Task objective:
From the listing below, extract each line containing the string "Public".

Working data:
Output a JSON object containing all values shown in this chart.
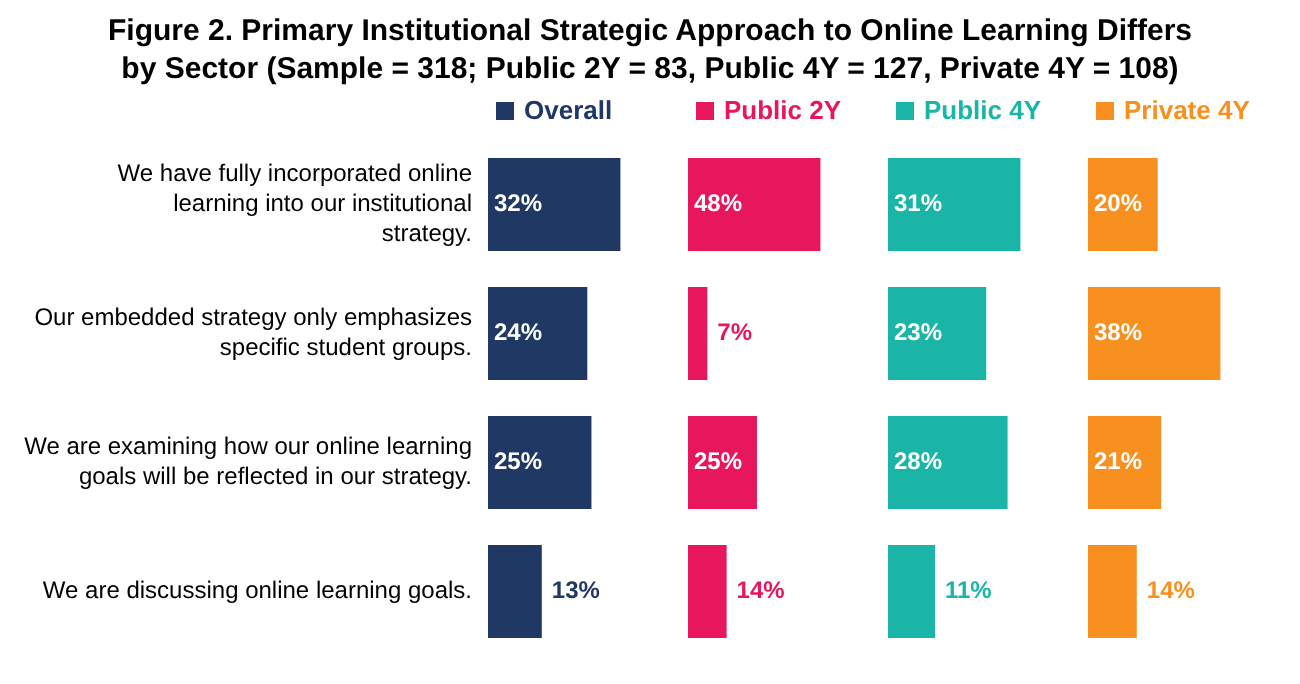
{
  "chart_data": [
    {
      "type": "bar",
      "orientation": "horizontal",
      "title": "Figure 2. Primary Institutional Strategic Approach to Online Learning Differs by Sector (Sample = 318; Public 2Y = 83, Public 4Y = 127, Private 4Y = 108)",
      "categories": [
        "We have fully incorporated online learning into our institutional strategy.",
        "Our embedded strategy only emphasizes specific student groups.",
        "We are examining how our online learning goals will be reflected in our strategy.",
        "We are discussing online learning goals."
      ],
      "series": [
        {
          "name": "Overall",
          "color": "#1f3864",
          "values": [
            32,
            24,
            25,
            13
          ],
          "value_labels": [
            "32%",
            "24%",
            "25%",
            "13%"
          ]
        }
      ],
      "legend": "top",
      "tick_labels": "y"
    },
    {
      "type": "bar",
      "orientation": "horizontal",
      "categories": [
        null,
        null,
        null,
        null
      ],
      "series": [
        {
          "name": "Public 2Y",
          "color": "#e8175d",
          "values": [
            48,
            7,
            25,
            14
          ],
          "value_labels": [
            "48%",
            "7%",
            "25%",
            "14%"
          ]
        }
      ],
      "legend": "top",
      "tick_labels": false
    },
    {
      "type": "bar",
      "orientation": "horizontal",
      "categories": [
        null,
        null,
        null,
        null
      ],
      "series": [
        {
          "name": "Public 4Y",
          "color": "#1bb5a8",
          "values": [
            31,
            23,
            28,
            11
          ],
          "value_labels": [
            "31%",
            "23%",
            "28%",
            "11%"
          ]
        }
      ],
      "legend": "top",
      "tick_labels": false
    },
    {
      "type": "bar",
      "orientation": "horizontal",
      "categories": [
        null,
        null,
        null,
        null
      ],
      "series": [
        {
          "name": "Private 4Y",
          "color": "#f7901e",
          "values": [
            20,
            38,
            21,
            14
          ],
          "value_labels": [
            "20%",
            "38%",
            "21%",
            "14%"
          ]
        }
      ],
      "legend": "top",
      "tick_labels": false
    }
  ]
}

Task result:
      "title": "Figure 2. Primary Institutional Strategic Approach to Online Learning Differs by Sector (Sample = 318; Public 2Y = 83, Public 4Y = 127, Private 4Y = 108)",
          "name": "Public 2Y",
          "name": "Public 4Y",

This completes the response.